**Excerpted data:**
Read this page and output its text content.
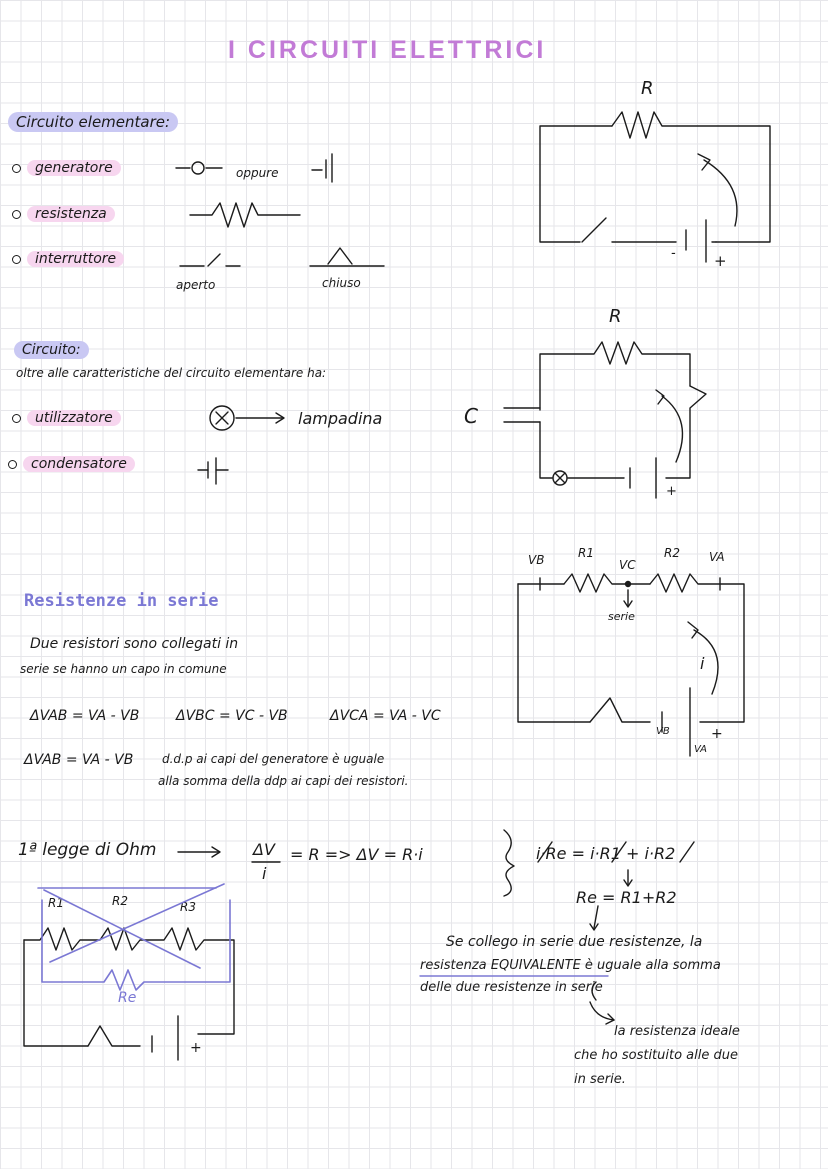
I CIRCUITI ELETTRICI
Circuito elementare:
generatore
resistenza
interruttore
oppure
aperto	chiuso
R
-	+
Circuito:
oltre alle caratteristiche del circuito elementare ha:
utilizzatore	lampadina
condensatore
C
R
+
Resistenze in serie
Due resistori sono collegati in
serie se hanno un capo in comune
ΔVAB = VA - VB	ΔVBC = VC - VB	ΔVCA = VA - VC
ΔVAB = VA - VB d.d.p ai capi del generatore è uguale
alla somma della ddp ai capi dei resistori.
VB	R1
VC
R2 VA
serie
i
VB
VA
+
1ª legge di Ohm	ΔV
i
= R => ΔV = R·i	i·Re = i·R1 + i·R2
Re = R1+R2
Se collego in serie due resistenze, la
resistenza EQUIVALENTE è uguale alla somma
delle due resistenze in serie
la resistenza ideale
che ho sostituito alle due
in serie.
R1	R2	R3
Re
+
* * *
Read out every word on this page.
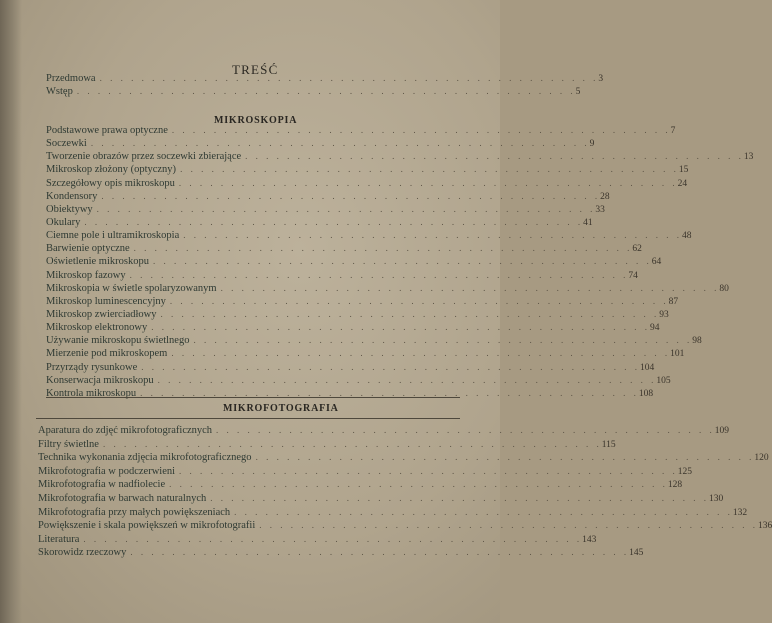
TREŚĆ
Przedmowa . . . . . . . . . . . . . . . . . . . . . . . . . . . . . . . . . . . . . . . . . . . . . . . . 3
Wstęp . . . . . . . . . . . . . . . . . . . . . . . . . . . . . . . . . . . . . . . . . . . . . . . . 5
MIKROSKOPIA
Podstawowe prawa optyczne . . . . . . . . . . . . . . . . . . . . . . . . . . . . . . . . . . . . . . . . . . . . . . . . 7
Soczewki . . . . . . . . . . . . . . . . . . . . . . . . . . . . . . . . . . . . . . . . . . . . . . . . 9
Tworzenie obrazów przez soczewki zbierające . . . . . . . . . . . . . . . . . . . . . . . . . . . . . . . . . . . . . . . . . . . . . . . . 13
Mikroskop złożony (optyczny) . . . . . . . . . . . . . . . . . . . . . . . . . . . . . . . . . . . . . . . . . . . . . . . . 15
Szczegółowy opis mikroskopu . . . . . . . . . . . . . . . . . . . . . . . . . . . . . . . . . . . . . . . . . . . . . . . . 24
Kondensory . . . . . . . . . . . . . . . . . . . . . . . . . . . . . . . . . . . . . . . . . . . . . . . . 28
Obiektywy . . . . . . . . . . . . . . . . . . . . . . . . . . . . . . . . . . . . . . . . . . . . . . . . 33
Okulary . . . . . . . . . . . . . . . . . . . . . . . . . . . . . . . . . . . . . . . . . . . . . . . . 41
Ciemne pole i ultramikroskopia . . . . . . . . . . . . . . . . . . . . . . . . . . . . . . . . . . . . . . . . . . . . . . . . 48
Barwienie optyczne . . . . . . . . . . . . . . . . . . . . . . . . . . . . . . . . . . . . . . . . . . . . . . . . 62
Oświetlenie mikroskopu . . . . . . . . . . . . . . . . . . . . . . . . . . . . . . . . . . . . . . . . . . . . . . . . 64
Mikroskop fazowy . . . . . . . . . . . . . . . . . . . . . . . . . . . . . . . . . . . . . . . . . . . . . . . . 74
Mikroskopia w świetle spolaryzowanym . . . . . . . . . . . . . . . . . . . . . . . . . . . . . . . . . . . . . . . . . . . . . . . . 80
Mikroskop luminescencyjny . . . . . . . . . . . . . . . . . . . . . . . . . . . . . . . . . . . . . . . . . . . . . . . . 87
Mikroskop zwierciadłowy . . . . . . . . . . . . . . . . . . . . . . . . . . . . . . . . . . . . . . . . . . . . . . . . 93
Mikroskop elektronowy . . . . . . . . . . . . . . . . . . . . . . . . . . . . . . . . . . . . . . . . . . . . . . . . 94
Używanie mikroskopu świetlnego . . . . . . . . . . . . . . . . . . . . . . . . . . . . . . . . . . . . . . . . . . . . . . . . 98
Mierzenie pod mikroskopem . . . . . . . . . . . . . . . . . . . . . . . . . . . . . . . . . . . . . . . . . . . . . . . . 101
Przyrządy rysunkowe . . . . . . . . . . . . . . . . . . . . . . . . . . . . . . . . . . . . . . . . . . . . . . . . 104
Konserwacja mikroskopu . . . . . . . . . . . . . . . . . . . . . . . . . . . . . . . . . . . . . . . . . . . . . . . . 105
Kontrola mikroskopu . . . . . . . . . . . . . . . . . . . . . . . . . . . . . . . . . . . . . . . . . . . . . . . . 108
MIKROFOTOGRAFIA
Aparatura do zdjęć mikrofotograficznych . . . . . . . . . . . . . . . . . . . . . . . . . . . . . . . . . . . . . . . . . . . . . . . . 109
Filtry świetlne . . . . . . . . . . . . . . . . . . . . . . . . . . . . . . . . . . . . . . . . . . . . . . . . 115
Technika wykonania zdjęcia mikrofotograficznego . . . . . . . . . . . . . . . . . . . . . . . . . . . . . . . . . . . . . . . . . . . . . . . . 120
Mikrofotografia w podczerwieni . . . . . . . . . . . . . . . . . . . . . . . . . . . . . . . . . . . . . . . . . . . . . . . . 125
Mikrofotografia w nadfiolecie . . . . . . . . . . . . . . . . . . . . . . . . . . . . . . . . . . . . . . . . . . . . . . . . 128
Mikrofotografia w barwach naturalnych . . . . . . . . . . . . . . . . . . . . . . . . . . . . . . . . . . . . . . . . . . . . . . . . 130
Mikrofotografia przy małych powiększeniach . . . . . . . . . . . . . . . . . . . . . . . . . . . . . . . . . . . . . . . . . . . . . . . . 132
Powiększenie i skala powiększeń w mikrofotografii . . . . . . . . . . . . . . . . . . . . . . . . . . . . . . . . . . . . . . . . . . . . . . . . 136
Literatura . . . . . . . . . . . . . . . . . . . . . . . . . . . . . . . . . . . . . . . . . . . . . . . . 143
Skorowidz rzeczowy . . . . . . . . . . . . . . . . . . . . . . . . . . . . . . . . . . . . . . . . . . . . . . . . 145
* * *
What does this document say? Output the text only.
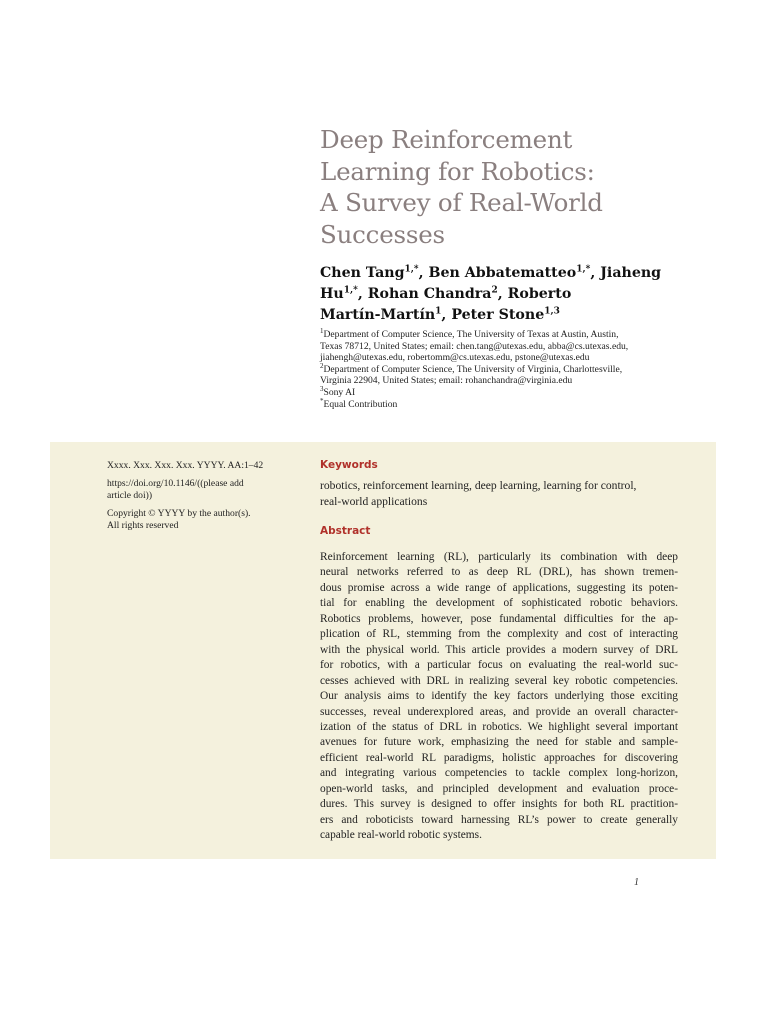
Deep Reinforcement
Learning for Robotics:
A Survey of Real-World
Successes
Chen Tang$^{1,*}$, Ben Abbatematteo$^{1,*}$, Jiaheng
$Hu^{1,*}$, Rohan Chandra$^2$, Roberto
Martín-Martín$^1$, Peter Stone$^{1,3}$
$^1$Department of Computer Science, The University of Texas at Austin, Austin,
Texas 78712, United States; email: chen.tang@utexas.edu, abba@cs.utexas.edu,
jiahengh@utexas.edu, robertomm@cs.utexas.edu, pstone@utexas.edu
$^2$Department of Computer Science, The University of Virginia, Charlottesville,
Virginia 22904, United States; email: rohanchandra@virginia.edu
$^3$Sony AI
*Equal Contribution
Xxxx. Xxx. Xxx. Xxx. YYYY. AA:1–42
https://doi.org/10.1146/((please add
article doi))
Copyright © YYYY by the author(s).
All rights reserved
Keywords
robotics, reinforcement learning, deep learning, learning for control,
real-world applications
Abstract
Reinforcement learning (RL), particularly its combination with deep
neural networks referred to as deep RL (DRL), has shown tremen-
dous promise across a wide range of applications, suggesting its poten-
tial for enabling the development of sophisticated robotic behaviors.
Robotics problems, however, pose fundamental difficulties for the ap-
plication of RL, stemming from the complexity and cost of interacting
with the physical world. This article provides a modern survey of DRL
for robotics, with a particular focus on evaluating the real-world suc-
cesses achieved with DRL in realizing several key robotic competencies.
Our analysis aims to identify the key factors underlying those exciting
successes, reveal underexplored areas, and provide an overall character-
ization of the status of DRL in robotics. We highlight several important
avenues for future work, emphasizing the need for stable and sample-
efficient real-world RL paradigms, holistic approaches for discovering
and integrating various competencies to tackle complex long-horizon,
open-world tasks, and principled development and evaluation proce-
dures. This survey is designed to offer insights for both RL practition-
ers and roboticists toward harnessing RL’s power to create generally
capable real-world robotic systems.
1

**Stated problem:**
From the data, collect all lines where the string "serie" appears.

**Exercise output:**
Resistenze in serie
serie se hanno un capo in comune
serie
Se collego in serie due resistenze, la
delle due resistenze in serie
in serie.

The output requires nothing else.